* Required work *
Each entry must be written out again exactly as it stands.

* Data *
########################################

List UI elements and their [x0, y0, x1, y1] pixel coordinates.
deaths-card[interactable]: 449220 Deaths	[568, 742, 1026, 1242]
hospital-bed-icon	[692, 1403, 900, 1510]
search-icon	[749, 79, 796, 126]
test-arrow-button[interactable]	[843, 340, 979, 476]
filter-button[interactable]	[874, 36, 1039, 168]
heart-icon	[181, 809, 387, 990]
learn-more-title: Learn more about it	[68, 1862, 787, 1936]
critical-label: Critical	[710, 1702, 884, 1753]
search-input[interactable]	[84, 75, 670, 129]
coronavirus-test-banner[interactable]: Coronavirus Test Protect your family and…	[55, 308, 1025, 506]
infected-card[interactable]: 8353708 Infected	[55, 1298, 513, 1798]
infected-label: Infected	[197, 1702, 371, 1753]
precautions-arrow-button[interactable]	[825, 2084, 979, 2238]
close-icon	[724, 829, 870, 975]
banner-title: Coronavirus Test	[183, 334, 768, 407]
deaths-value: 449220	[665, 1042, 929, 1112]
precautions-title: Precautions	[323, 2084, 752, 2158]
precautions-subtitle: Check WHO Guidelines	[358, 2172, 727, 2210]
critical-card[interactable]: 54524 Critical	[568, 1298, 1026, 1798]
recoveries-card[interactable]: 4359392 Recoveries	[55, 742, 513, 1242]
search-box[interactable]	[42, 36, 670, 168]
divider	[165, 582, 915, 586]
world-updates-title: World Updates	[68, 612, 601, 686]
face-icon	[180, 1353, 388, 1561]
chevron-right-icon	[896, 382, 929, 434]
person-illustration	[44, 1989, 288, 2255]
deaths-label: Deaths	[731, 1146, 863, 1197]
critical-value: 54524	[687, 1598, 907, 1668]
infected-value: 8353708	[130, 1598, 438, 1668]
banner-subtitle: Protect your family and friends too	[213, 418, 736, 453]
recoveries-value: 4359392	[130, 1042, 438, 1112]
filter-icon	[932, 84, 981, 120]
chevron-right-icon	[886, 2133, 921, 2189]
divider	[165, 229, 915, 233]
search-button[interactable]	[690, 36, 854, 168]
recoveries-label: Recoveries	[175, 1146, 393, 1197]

########################################

* Task result *
List UI elements and their [x0, y0, x1, y1] pixel coordinates.
deaths-card[interactable]: 449220 Deaths	[568, 742, 1026, 1242]
hospital-bed-icon	[692, 1403, 900, 1510]
search-icon	[749, 79, 796, 126]
test-arrow-button[interactable]	[843, 340, 979, 476]
filter-button[interactable]	[874, 36, 1039, 168]
heart-icon	[181, 809, 387, 990]
learn-more-title: Learn more about it	[68, 1862, 787, 1936]
critical-label: Critical	[710, 1702, 884, 1753]
search-input[interactable]	[84, 75, 670, 129]
coronavirus-test-banner[interactable]: Coronavirus Test Protect your family and…	[55, 308, 1025, 506]
infected-card[interactable]: 8353708 Infected	[55, 1298, 513, 1798]
infected-label: Infected	[197, 1702, 371, 1753]
precautions-arrow-button[interactable]	[825, 2084, 979, 2238]
close-icon	[724, 829, 870, 975]
banner-title: Coronavirus Test	[183, 334, 768, 407]
deaths-value: 449220	[665, 1042, 929, 1112]
precautions-title: Precautions	[323, 2084, 752, 2158]
precautions-subtitle: Check WHO Guidelines	[358, 2172, 727, 2210]
critical-card[interactable]: 54524 Critical	[568, 1298, 1026, 1798]
recoveries-card[interactable]: 4359392 Recoveries	[55, 742, 513, 1242]
search-box[interactable]	[42, 36, 670, 168]
divider	[165, 582, 915, 586]
world-updates-title: World Updates	[68, 612, 601, 686]
face-icon	[180, 1353, 388, 1561]
chevron-right-icon	[896, 382, 929, 434]
person-illustration	[44, 1989, 288, 2255]
deaths-label: Deaths	[731, 1146, 863, 1197]
critical-value: 54524	[687, 1598, 907, 1668]
infected-value: 8353708	[130, 1598, 438, 1668]
banner-subtitle: Protect your family and friends too	[213, 418, 736, 453]
recoveries-value: 4359392	[130, 1042, 438, 1112]
filter-icon	[932, 84, 981, 120]
chevron-right-icon	[886, 2133, 921, 2189]
divider	[165, 229, 915, 233]
search-button[interactable]	[690, 36, 854, 168]
recoveries-label: Recoveries	[175, 1146, 393, 1197]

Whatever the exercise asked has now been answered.